* **Instructions for the task**
Omit the pictures and output every entry below exactly as written.

= = =

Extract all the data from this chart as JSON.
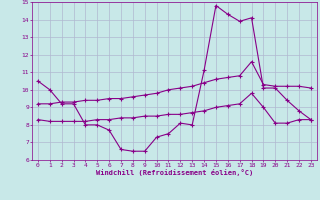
{
  "xlabel": "Windchill (Refroidissement éolien,°C)",
  "background_color": "#c8e8e8",
  "grid_color": "#b0b8d0",
  "line_color": "#880088",
  "xlim": [
    -0.5,
    23.5
  ],
  "ylim": [
    6,
    15
  ],
  "x_ticks": [
    0,
    1,
    2,
    3,
    4,
    5,
    6,
    7,
    8,
    9,
    10,
    11,
    12,
    13,
    14,
    15,
    16,
    17,
    18,
    19,
    20,
    21,
    22,
    23
  ],
  "y_ticks": [
    6,
    7,
    8,
    9,
    10,
    11,
    12,
    13,
    14,
    15
  ],
  "line1_x": [
    0,
    1,
    2,
    3,
    4,
    5,
    6,
    7,
    8,
    9,
    10,
    11,
    12,
    13,
    14,
    15,
    16,
    17,
    18,
    19,
    20,
    21,
    22,
    23
  ],
  "line1_y": [
    10.5,
    10.0,
    9.2,
    9.2,
    8.0,
    8.0,
    7.7,
    6.6,
    6.5,
    6.5,
    7.3,
    7.5,
    8.1,
    8.0,
    11.1,
    14.8,
    14.3,
    13.9,
    14.1,
    10.1,
    10.1,
    9.4,
    8.8,
    8.3
  ],
  "line2_x": [
    0,
    1,
    2,
    3,
    4,
    5,
    6,
    7,
    8,
    9,
    10,
    11,
    12,
    13,
    14,
    15,
    16,
    17,
    18,
    19,
    20,
    21,
    22,
    23
  ],
  "line2_y": [
    9.2,
    9.2,
    9.3,
    9.3,
    9.4,
    9.4,
    9.5,
    9.5,
    9.6,
    9.7,
    9.8,
    10.0,
    10.1,
    10.2,
    10.4,
    10.6,
    10.7,
    10.8,
    11.6,
    10.3,
    10.2,
    10.2,
    10.2,
    10.1
  ],
  "line3_x": [
    0,
    1,
    2,
    3,
    4,
    5,
    6,
    7,
    8,
    9,
    10,
    11,
    12,
    13,
    14,
    15,
    16,
    17,
    18,
    19,
    20,
    21,
    22,
    23
  ],
  "line3_y": [
    8.3,
    8.2,
    8.2,
    8.2,
    8.2,
    8.3,
    8.3,
    8.4,
    8.4,
    8.5,
    8.5,
    8.6,
    8.6,
    8.7,
    8.8,
    9.0,
    9.1,
    9.2,
    9.8,
    9.0,
    8.1,
    8.1,
    8.3,
    8.3
  ]
}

= = =

* **Correct result**
Extract all the data from this chart as JSON.
{
  "xlabel": "Windchill (Refroidissement éolien,°C)",
  "background_color": "#c8e8e8",
  "grid_color": "#b0b8d0",
  "line_color": "#880088",
  "xlim": [
    -0.5,
    23.5
  ],
  "ylim": [
    6,
    15
  ],
  "x_ticks": [
    0,
    1,
    2,
    3,
    4,
    5,
    6,
    7,
    8,
    9,
    10,
    11,
    12,
    13,
    14,
    15,
    16,
    17,
    18,
    19,
    20,
    21,
    22,
    23
  ],
  "y_ticks": [
    6,
    7,
    8,
    9,
    10,
    11,
    12,
    13,
    14,
    15
  ],
  "line1_x": [
    0,
    1,
    2,
    3,
    4,
    5,
    6,
    7,
    8,
    9,
    10,
    11,
    12,
    13,
    14,
    15,
    16,
    17,
    18,
    19,
    20,
    21,
    22,
    23
  ],
  "line1_y": [
    10.5,
    10.0,
    9.2,
    9.2,
    8.0,
    8.0,
    7.7,
    6.6,
    6.5,
    6.5,
    7.3,
    7.5,
    8.1,
    8.0,
    11.1,
    14.8,
    14.3,
    13.9,
    14.1,
    10.1,
    10.1,
    9.4,
    8.8,
    8.3
  ],
  "line2_x": [
    0,
    1,
    2,
    3,
    4,
    5,
    6,
    7,
    8,
    9,
    10,
    11,
    12,
    13,
    14,
    15,
    16,
    17,
    18,
    19,
    20,
    21,
    22,
    23
  ],
  "line2_y": [
    9.2,
    9.2,
    9.3,
    9.3,
    9.4,
    9.4,
    9.5,
    9.5,
    9.6,
    9.7,
    9.8,
    10.0,
    10.1,
    10.2,
    10.4,
    10.6,
    10.7,
    10.8,
    11.6,
    10.3,
    10.2,
    10.2,
    10.2,
    10.1
  ],
  "line3_x": [
    0,
    1,
    2,
    3,
    4,
    5,
    6,
    7,
    8,
    9,
    10,
    11,
    12,
    13,
    14,
    15,
    16,
    17,
    18,
    19,
    20,
    21,
    22,
    23
  ],
  "line3_y": [
    8.3,
    8.2,
    8.2,
    8.2,
    8.2,
    8.3,
    8.3,
    8.4,
    8.4,
    8.5,
    8.5,
    8.6,
    8.6,
    8.7,
    8.8,
    9.0,
    9.1,
    9.2,
    9.8,
    9.0,
    8.1,
    8.1,
    8.3,
    8.3
  ]
}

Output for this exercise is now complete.